*Given data*.

******************************

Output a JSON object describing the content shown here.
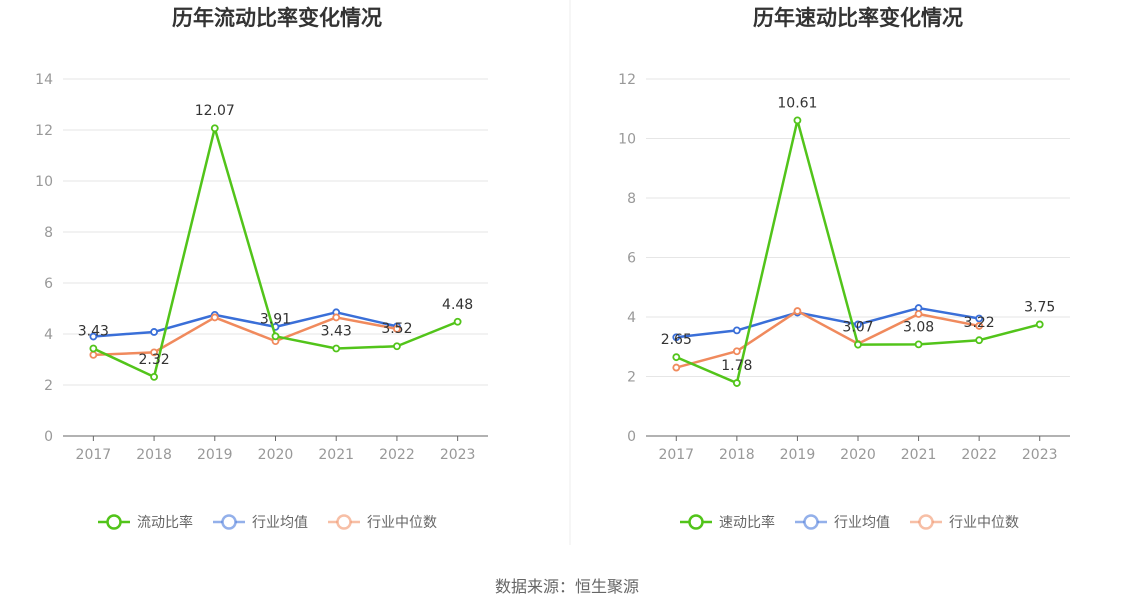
{
  "source": "数据来源：恒生聚源",
  "chart_data": [
    {
      "type": "line",
      "title": "历年流动比率变化情况",
      "categories": [
        "2017",
        "2018",
        "2019",
        "2020",
        "2021",
        "2022",
        "2023"
      ],
      "ylim": [
        0,
        14
      ],
      "yticks": [
        0,
        2,
        4,
        6,
        8,
        10,
        12,
        14
      ],
      "grid": true,
      "legend_position": "bottom",
      "series": [
        {
          "name": "流动比率",
          "color": "#52c41a",
          "labeled": true,
          "values": [
            3.43,
            2.32,
            12.07,
            3.91,
            3.43,
            3.52,
            4.48
          ]
        },
        {
          "name": "行业均值",
          "color": "#3a6fd8",
          "labeled": false,
          "values": [
            3.9,
            4.08,
            4.75,
            4.28,
            4.85,
            4.3,
            null
          ]
        },
        {
          "name": "行业中位数",
          "color": "#f08a5d",
          "labeled": false,
          "values": [
            3.18,
            3.28,
            4.65,
            3.72,
            4.65,
            4.2,
            null
          ]
        }
      ]
    },
    {
      "type": "line",
      "title": "历年速动比率变化情况",
      "categories": [
        "2017",
        "2018",
        "2019",
        "2020",
        "2021",
        "2022",
        "2023"
      ],
      "ylim": [
        0,
        12
      ],
      "yticks": [
        0,
        2,
        4,
        6,
        8,
        10,
        12
      ],
      "grid": true,
      "legend_position": "bottom",
      "series": [
        {
          "name": "速动比率",
          "color": "#52c41a",
          "labeled": true,
          "values": [
            2.65,
            1.78,
            10.61,
            3.07,
            3.08,
            3.22,
            3.75
          ]
        },
        {
          "name": "行业均值",
          "color": "#3a6fd8",
          "labeled": false,
          "values": [
            3.32,
            3.55,
            4.15,
            3.75,
            4.3,
            3.95,
            null
          ]
        },
        {
          "name": "行业中位数",
          "color": "#f08a5d",
          "labeled": false,
          "values": [
            2.3,
            2.85,
            4.2,
            3.1,
            4.1,
            3.7,
            null
          ]
        }
      ]
    }
  ]
}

******************************

*What the task requires*. All of the data above should be transcribed verbatim, with pictures omitted.

*Written response*.
Output a JSON object describing the content shown here.
{
  "source": "数据来源：恒生聚源",
  "chart_data": [
    {
      "type": "line",
      "title": "历年流动比率变化情况",
      "categories": [
        "2017",
        "2018",
        "2019",
        "2020",
        "2021",
        "2022",
        "2023"
      ],
      "ylim": [
        0,
        14
      ],
      "yticks": [
        0,
        2,
        4,
        6,
        8,
        10,
        12,
        14
      ],
      "grid": true,
      "legend_position": "bottom",
      "series": [
        {
          "name": "流动比率",
          "color": "#52c41a",
          "labeled": true,
          "values": [
            3.43,
            2.32,
            12.07,
            3.91,
            3.43,
            3.52,
            4.48
          ]
        },
        {
          "name": "行业均值",
          "color": "#3a6fd8",
          "labeled": false,
          "values": [
            3.9,
            4.08,
            4.75,
            4.28,
            4.85,
            4.3,
            null
          ]
        },
        {
          "name": "行业中位数",
          "color": "#f08a5d",
          "labeled": false,
          "values": [
            3.18,
            3.28,
            4.65,
            3.72,
            4.65,
            4.2,
            null
          ]
        }
      ]
    },
    {
      "type": "line",
      "title": "历年速动比率变化情况",
      "categories": [
        "2017",
        "2018",
        "2019",
        "2020",
        "2021",
        "2022",
        "2023"
      ],
      "ylim": [
        0,
        12
      ],
      "yticks": [
        0,
        2,
        4,
        6,
        8,
        10,
        12
      ],
      "grid": true,
      "legend_position": "bottom",
      "series": [
        {
          "name": "速动比率",
          "color": "#52c41a",
          "labeled": true,
          "values": [
            2.65,
            1.78,
            10.61,
            3.07,
            3.08,
            3.22,
            3.75
          ]
        },
        {
          "name": "行业均值",
          "color": "#3a6fd8",
          "labeled": false,
          "values": [
            3.32,
            3.55,
            4.15,
            3.75,
            4.3,
            3.95,
            null
          ]
        },
        {
          "name": "行业中位数",
          "color": "#f08a5d",
          "labeled": false,
          "values": [
            2.3,
            2.85,
            4.2,
            3.1,
            4.1,
            3.7,
            null
          ]
        }
      ]
    }
  ]
}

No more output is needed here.